#### Material provided

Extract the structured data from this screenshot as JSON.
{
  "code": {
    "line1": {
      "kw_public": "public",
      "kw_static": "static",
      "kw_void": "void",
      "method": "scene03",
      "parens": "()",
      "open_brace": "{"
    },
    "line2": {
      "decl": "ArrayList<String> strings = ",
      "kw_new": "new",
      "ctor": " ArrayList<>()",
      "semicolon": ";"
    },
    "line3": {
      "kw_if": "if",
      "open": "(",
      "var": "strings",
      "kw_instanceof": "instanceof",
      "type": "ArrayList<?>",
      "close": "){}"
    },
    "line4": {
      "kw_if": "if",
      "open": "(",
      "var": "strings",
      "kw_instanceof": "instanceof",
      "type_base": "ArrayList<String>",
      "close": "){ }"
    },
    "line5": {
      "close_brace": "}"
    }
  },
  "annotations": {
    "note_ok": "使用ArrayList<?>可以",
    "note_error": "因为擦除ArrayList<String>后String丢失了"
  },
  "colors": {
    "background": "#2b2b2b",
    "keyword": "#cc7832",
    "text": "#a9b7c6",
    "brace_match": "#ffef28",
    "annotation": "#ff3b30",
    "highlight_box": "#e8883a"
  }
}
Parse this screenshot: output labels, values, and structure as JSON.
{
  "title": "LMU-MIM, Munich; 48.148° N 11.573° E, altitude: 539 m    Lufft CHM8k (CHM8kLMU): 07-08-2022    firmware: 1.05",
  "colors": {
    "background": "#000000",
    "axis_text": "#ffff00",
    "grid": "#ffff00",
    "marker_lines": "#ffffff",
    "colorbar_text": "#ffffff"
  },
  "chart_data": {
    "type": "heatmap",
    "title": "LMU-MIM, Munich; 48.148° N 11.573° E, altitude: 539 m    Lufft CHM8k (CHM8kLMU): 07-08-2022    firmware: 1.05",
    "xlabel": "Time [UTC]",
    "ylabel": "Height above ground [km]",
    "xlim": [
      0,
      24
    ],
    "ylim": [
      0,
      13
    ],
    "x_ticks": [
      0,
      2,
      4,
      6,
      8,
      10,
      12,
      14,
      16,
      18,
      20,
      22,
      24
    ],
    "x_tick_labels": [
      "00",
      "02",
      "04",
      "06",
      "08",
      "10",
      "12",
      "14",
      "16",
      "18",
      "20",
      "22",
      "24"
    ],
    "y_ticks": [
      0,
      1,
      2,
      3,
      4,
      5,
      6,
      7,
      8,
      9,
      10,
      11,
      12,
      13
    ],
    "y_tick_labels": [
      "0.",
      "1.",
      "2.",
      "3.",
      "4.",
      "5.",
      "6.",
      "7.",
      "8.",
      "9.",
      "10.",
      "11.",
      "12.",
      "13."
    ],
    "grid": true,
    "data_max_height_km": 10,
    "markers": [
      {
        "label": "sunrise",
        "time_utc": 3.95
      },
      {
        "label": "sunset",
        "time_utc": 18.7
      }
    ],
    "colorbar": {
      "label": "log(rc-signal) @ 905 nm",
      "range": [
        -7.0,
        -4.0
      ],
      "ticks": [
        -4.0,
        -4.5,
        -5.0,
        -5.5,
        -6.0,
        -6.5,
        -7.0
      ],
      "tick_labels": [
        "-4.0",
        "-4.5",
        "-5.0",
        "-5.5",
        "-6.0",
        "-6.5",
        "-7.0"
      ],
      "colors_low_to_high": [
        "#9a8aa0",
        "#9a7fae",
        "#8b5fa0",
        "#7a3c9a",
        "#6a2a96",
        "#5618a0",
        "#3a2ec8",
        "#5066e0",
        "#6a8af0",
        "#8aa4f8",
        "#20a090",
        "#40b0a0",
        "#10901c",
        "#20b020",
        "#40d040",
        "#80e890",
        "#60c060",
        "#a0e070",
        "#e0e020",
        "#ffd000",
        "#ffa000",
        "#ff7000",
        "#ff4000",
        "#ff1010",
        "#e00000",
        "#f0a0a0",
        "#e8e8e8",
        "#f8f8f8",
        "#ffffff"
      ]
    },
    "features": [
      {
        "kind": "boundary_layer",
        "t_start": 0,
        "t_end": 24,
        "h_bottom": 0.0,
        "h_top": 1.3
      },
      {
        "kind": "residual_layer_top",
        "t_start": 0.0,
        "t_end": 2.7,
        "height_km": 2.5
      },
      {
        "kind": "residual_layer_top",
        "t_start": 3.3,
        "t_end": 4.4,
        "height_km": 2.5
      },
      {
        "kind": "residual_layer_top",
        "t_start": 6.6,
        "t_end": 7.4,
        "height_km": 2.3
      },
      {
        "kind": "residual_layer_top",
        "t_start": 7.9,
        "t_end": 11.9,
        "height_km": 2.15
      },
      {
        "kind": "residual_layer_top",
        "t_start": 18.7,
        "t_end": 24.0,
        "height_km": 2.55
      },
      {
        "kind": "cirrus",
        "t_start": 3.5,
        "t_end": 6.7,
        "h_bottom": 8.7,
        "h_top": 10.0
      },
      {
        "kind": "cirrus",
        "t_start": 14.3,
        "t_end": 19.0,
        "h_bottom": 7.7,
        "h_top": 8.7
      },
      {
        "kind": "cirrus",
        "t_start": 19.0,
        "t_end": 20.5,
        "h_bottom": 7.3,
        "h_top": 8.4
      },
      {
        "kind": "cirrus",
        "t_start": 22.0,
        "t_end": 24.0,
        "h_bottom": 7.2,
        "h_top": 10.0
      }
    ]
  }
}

########

*What you will do*
Copy every line of the records word for word.

*Response to the exercise*
Extract the structured data from this screenshot as JSON.
{
  "code": {
    "line1": {
      "kw_public": "public",
      "kw_static": "static",
      "kw_void": "void",
      "method": "scene03",
      "parens": "()",
      "open_brace": "{"
    },
    "line2": {
      "decl": "ArrayList<String> strings = ",
      "kw_new": "new",
      "ctor": " ArrayList<>()",
      "semicolon": ";"
    },
    "line3": {
      "kw_if": "if",
      "open": "(",
      "var": "strings",
      "kw_instanceof": "instanceof",
      "type": "ArrayList<?>",
      "close": "){}"
    },
    "line4": {
      "kw_if": "if",
      "open": "(",
      "var": "strings",
      "kw_instanceof": "instanceof",
      "type_base": "ArrayList<String>",
      "close": "){ }"
    },
    "line5": {
      "close_brace": "}"
    }
  },
  "annotations": {
    "note_ok": "使用ArrayList<?>可以",
    "note_error": "因为擦除ArrayList<String>后String丢失了"
  },
  "colors": {
    "background": "#2b2b2b",
    "keyword": "#cc7832",
    "text": "#a9b7c6",
    "brace_match": "#ffef28",
    "annotation": "#ff3b30",
    "highlight_box": "#e8883a"
  }
}
Parse this screenshot: output labels, values, and structure as JSON.
{
  "title": "LMU-MIM, Munich; 48.148° N 11.573° E, altitude: 539 m    Lufft CHM8k (CHM8kLMU): 07-08-2022    firmware: 1.05",
  "colors": {
    "background": "#000000",
    "axis_text": "#ffff00",
    "grid": "#ffff00",
    "marker_lines": "#ffffff",
    "colorbar_text": "#ffffff"
  },
  "chart_data": {
    "type": "heatmap",
    "title": "LMU-MIM, Munich; 48.148° N 11.573° E, altitude: 539 m    Lufft CHM8k (CHM8kLMU): 07-08-2022    firmware: 1.05",
    "xlabel": "Time [UTC]",
    "ylabel": "Height above ground [km]",
    "xlim": [
      0,
      24
    ],
    "ylim": [
      0,
      13
    ],
    "x_ticks": [
      0,
      2,
      4,
      6,
      8,
      10,
      12,
      14,
      16,
      18,
      20,
      22,
      24
    ],
    "x_tick_labels": [
      "00",
      "02",
      "04",
      "06",
      "08",
      "10",
      "12",
      "14",
      "16",
      "18",
      "20",
      "22",
      "24"
    ],
    "y_ticks": [
      0,
      1,
      2,
      3,
      4,
      5,
      6,
      7,
      8,
      9,
      10,
      11,
      12,
      13
    ],
    "y_tick_labels": [
      "0.",
      "1.",
      "2.",
      "3.",
      "4.",
      "5.",
      "6.",
      "7.",
      "8.",
      "9.",
      "10.",
      "11.",
      "12.",
      "13."
    ],
    "grid": true,
    "data_max_height_km": 10,
    "markers": [
      {
        "label": "sunrise",
        "time_utc": 3.95
      },
      {
        "label": "sunset",
        "time_utc": 18.7
      }
    ],
    "colorbar": {
      "label": "log(rc-signal) @ 905 nm",
      "range": [
        -7.0,
        -4.0
      ],
      "ticks": [
        -4.0,
        -4.5,
        -5.0,
        -5.5,
        -6.0,
        -6.5,
        -7.0
      ],
      "tick_labels": [
        "-4.0",
        "-4.5",
        "-5.0",
        "-5.5",
        "-6.0",
        "-6.5",
        "-7.0"
      ],
      "colors_low_to_high": [
        "#9a8aa0",
        "#9a7fae",
        "#8b5fa0",
        "#7a3c9a",
        "#6a2a96",
        "#5618a0",
        "#3a2ec8",
        "#5066e0",
        "#6a8af0",
        "#8aa4f8",
        "#20a090",
        "#40b0a0",
        "#10901c",
        "#20b020",
        "#40d040",
        "#80e890",
        "#60c060",
        "#a0e070",
        "#e0e020",
        "#ffd000",
        "#ffa000",
        "#ff7000",
        "#ff4000",
        "#ff1010",
        "#e00000",
        "#f0a0a0",
        "#e8e8e8",
        "#f8f8f8",
        "#ffffff"
      ]
    },
    "features": [
      {
        "kind": "boundary_layer",
        "t_start": 0,
        "t_end": 24,
        "h_bottom": 0.0,
        "h_top": 1.3
      },
      {
        "kind": "residual_layer_top",
        "t_start": 0.0,
        "t_end": 2.7,
        "height_km": 2.5
      },
      {
        "kind": "residual_layer_top",
        "t_start": 3.3,
        "t_end": 4.4,
        "height_km": 2.5
      },
      {
        "kind": "residual_layer_top",
        "t_start": 6.6,
        "t_end": 7.4,
        "height_km": 2.3
      },
      {
        "kind": "residual_layer_top",
        "t_start": 7.9,
        "t_end": 11.9,
        "height_km": 2.15
      },
      {
        "kind": "residual_layer_top",
        "t_start": 18.7,
        "t_end": 24.0,
        "height_km": 2.55
      },
      {
        "kind": "cirrus",
        "t_start": 3.5,
        "t_end": 6.7,
        "h_bottom": 8.7,
        "h_top": 10.0
      },
      {
        "kind": "cirrus",
        "t_start": 14.3,
        "t_end": 19.0,
        "h_bottom": 7.7,
        "h_top": 8.7
      },
      {
        "kind": "cirrus",
        "t_start": 19.0,
        "t_end": 20.5,
        "h_bottom": 7.3,
        "h_top": 8.4
      },
      {
        "kind": "cirrus",
        "t_start": 22.0,
        "t_end": 24.0,
        "h_bottom": 7.2,
        "h_top": 10.0
      }
    ]
  }
}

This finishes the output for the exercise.